Work instructions: Show, in full, each line of the data that contains "Parse".
Start of Exercise materials
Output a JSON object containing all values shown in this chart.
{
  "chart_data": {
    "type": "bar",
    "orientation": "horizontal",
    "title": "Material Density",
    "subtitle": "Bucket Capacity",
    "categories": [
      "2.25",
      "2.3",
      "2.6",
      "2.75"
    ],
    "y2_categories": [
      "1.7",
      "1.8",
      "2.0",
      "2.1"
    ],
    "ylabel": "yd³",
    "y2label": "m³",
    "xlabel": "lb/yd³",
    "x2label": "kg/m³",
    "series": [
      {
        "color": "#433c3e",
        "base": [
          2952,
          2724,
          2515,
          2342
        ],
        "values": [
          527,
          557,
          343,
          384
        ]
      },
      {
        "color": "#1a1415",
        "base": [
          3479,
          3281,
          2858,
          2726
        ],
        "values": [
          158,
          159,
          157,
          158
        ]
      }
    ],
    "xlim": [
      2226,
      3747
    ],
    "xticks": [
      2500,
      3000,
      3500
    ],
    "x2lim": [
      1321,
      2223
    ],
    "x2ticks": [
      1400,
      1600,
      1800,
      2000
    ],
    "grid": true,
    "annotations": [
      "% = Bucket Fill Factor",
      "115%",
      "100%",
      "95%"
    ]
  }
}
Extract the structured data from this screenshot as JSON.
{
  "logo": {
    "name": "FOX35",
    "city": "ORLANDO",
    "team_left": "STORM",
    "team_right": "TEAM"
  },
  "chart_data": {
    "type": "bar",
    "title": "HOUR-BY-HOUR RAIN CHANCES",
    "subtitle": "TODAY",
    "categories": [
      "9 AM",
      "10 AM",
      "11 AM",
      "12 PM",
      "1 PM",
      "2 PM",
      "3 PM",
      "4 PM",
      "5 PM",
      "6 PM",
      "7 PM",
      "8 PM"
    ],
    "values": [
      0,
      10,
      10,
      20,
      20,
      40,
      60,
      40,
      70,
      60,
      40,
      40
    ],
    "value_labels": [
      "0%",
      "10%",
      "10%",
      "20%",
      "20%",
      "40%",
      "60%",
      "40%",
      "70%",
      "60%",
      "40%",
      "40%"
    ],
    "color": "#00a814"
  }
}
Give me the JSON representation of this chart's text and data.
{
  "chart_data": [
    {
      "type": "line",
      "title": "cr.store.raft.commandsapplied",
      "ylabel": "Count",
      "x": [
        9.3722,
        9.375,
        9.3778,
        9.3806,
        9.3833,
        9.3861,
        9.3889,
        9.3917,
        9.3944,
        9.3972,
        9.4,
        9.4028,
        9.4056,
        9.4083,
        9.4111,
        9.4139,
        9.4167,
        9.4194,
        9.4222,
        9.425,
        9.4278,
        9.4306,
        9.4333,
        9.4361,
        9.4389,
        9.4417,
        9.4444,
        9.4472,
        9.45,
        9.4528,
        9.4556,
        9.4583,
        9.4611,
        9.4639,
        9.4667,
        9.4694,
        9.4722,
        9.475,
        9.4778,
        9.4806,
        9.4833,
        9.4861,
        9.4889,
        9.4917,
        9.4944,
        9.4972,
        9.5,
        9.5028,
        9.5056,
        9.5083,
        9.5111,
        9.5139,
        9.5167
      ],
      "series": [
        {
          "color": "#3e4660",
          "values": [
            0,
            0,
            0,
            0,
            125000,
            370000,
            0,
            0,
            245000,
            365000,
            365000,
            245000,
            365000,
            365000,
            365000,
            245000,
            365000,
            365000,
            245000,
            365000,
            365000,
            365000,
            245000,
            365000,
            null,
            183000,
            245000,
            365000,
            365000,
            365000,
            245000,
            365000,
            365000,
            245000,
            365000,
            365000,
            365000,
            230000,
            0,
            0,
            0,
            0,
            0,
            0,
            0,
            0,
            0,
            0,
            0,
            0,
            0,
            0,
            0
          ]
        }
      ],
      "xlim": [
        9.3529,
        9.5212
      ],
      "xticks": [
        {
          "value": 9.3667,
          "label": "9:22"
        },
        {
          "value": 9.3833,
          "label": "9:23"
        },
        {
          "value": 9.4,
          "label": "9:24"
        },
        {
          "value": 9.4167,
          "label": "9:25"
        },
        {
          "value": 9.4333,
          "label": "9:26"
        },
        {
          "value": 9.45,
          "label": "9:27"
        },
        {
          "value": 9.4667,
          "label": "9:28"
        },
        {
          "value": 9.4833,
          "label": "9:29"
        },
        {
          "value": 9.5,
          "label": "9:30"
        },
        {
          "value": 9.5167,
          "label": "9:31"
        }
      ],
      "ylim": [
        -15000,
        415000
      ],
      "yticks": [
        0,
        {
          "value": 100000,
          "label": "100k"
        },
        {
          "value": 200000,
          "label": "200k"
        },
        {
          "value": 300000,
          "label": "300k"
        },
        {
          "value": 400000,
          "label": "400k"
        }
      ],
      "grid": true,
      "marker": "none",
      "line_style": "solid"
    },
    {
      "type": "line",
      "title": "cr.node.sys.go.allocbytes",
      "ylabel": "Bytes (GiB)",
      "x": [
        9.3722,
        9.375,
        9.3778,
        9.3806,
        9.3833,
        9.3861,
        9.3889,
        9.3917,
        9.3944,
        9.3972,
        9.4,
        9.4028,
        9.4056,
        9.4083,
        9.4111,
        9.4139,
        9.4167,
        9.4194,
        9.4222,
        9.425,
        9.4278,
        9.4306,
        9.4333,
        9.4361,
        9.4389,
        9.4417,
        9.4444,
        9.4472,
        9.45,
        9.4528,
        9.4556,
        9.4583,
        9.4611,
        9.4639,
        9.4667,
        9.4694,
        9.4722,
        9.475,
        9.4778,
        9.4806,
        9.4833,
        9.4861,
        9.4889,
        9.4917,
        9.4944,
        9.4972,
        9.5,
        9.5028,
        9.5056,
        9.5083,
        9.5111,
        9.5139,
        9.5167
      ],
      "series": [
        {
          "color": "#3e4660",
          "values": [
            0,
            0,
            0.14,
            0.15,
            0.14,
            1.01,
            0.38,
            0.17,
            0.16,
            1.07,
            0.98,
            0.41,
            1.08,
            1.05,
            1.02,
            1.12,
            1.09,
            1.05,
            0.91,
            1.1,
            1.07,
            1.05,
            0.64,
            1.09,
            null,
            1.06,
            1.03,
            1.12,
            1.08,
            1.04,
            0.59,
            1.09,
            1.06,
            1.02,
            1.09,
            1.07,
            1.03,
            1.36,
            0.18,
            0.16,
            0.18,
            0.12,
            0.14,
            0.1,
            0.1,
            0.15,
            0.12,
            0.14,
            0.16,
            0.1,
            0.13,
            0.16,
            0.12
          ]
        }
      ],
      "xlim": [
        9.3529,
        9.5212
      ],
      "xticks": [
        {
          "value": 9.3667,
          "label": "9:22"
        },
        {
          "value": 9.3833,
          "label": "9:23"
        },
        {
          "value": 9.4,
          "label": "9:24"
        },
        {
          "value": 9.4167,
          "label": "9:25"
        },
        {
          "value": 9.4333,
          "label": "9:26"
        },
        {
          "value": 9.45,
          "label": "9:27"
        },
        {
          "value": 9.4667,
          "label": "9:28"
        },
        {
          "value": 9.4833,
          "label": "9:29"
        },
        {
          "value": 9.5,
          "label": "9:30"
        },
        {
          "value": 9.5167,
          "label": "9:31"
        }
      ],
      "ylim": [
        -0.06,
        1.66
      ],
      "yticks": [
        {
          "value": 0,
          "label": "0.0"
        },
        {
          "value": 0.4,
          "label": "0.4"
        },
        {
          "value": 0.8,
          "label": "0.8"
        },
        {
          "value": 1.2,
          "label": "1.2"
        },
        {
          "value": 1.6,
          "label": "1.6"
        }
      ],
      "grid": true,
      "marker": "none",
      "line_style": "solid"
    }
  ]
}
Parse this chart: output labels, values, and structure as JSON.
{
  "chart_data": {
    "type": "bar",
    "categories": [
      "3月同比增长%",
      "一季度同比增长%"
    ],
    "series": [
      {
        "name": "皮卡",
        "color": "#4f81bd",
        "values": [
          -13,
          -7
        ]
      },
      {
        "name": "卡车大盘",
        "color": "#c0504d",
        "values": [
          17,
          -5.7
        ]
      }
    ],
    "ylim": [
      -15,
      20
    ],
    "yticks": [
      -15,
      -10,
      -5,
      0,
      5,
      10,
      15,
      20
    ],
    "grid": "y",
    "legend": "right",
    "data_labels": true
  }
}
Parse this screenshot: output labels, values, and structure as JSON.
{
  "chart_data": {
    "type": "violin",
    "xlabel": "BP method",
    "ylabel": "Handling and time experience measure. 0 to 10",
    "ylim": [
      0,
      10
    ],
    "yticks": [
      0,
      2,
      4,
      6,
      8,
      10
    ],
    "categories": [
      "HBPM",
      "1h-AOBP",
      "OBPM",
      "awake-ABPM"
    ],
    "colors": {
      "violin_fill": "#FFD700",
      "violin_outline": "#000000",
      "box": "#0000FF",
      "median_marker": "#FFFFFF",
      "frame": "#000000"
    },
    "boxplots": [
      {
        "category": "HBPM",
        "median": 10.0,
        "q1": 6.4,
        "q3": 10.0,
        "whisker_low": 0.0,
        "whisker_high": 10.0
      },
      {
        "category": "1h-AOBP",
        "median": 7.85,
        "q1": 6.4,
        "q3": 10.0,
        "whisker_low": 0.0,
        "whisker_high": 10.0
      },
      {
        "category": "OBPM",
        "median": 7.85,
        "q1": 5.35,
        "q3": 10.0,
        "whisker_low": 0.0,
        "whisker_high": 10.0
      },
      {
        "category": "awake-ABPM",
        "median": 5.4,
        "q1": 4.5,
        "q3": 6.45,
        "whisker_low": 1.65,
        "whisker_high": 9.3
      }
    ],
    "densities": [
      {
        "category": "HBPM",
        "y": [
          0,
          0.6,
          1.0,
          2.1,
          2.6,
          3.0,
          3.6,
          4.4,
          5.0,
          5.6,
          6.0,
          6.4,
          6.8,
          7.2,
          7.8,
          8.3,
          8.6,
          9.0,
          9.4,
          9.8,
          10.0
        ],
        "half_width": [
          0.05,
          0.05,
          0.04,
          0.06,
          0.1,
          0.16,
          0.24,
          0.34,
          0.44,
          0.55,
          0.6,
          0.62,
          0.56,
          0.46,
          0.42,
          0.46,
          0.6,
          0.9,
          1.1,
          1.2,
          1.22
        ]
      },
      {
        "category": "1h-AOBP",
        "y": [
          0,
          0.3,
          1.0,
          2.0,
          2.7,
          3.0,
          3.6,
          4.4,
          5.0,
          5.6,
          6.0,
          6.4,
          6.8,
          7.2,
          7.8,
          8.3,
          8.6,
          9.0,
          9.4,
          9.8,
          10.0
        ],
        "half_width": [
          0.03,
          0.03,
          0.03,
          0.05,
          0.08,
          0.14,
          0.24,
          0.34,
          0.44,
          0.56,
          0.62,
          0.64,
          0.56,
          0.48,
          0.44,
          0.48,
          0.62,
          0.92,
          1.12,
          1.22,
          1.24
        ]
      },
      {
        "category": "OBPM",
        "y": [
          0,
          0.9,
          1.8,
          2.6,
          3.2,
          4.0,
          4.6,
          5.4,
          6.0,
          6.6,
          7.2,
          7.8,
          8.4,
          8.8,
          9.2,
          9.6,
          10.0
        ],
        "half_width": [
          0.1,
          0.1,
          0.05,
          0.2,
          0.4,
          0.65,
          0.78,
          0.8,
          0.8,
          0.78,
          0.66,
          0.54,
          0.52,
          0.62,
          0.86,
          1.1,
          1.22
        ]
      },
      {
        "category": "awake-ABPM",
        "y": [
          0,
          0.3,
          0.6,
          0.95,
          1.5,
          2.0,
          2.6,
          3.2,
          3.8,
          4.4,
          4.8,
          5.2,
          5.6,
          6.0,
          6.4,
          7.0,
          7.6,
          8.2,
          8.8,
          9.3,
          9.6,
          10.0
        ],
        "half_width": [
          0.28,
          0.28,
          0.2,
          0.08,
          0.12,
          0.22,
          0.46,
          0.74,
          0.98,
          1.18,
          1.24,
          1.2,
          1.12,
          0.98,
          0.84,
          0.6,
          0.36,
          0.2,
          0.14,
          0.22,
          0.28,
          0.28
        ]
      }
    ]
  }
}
End of Exercise materials
Result of the task:
Parse this chart: output labels, values, and structure as JSON.
Parse this screenshot: output labels, values, and structure as JSON.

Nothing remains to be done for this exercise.